**Supplied information**:
···

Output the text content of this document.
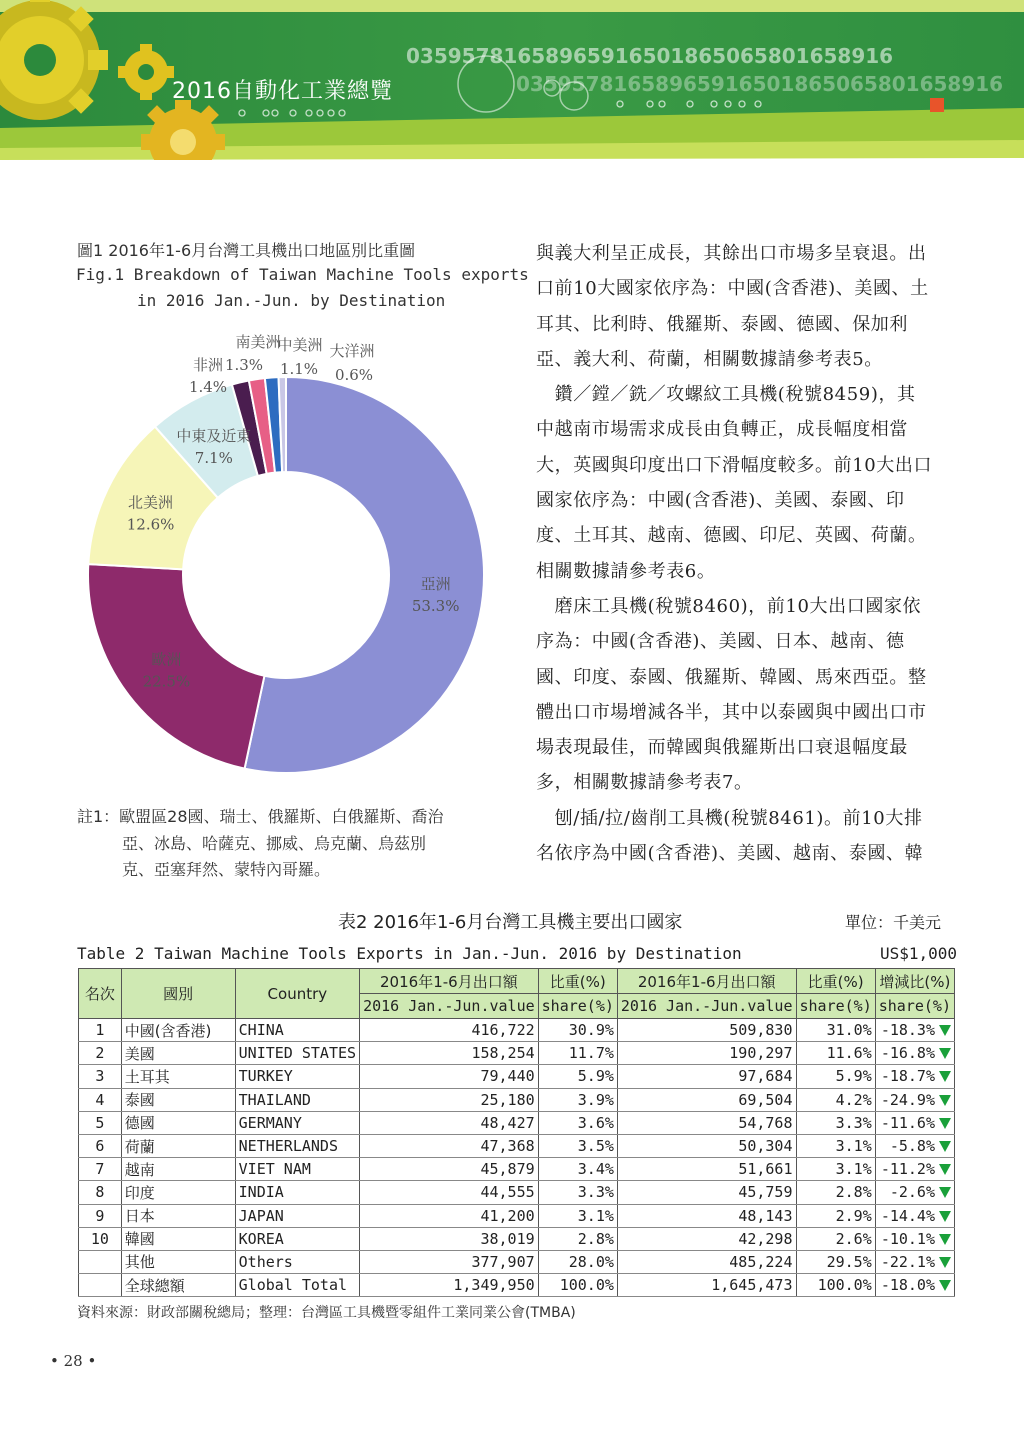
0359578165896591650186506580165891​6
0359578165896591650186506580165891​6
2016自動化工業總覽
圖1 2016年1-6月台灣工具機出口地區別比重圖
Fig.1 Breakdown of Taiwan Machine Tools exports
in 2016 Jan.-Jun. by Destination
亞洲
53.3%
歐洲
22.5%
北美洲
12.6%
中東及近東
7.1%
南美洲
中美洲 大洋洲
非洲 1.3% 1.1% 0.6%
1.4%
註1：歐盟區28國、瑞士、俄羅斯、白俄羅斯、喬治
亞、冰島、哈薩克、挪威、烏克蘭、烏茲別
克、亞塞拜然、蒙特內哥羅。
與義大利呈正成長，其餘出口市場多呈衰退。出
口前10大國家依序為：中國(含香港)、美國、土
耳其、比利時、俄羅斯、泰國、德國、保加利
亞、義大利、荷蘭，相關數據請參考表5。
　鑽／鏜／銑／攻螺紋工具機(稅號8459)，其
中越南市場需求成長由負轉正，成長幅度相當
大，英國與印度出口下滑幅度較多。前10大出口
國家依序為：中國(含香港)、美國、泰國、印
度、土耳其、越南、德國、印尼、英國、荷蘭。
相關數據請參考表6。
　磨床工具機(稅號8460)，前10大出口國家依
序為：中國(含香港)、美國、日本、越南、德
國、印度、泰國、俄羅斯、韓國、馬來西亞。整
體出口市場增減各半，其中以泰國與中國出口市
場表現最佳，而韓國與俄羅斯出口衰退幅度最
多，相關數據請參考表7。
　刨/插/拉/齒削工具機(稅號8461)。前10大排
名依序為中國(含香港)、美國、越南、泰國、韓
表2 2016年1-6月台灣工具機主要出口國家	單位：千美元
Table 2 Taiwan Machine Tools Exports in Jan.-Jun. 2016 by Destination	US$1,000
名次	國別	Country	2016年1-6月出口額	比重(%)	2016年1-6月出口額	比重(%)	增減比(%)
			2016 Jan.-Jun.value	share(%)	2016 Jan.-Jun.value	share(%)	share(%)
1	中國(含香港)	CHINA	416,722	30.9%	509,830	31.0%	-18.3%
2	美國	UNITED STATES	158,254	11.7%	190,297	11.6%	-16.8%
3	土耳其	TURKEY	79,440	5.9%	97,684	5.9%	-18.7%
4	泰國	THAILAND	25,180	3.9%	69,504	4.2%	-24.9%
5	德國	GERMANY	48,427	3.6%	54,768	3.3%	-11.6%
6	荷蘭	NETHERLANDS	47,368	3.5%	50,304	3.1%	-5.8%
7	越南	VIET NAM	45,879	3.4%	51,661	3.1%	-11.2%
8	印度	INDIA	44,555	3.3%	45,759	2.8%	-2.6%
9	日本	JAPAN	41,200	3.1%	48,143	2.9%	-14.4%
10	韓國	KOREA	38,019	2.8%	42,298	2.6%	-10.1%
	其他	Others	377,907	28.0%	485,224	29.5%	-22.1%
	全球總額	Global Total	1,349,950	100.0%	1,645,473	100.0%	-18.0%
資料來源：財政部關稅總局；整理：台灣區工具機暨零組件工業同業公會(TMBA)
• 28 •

···

**What you have to do**: Gather every line from the listing above in which the word "Taiwan" appears.

**Task answer**:
Fig.1 Breakdown of Taiwan Machine Tools exports
Table 2 Taiwan Machine Tools Exports in Jan.-Jun. 2016 by Destination	US$1,000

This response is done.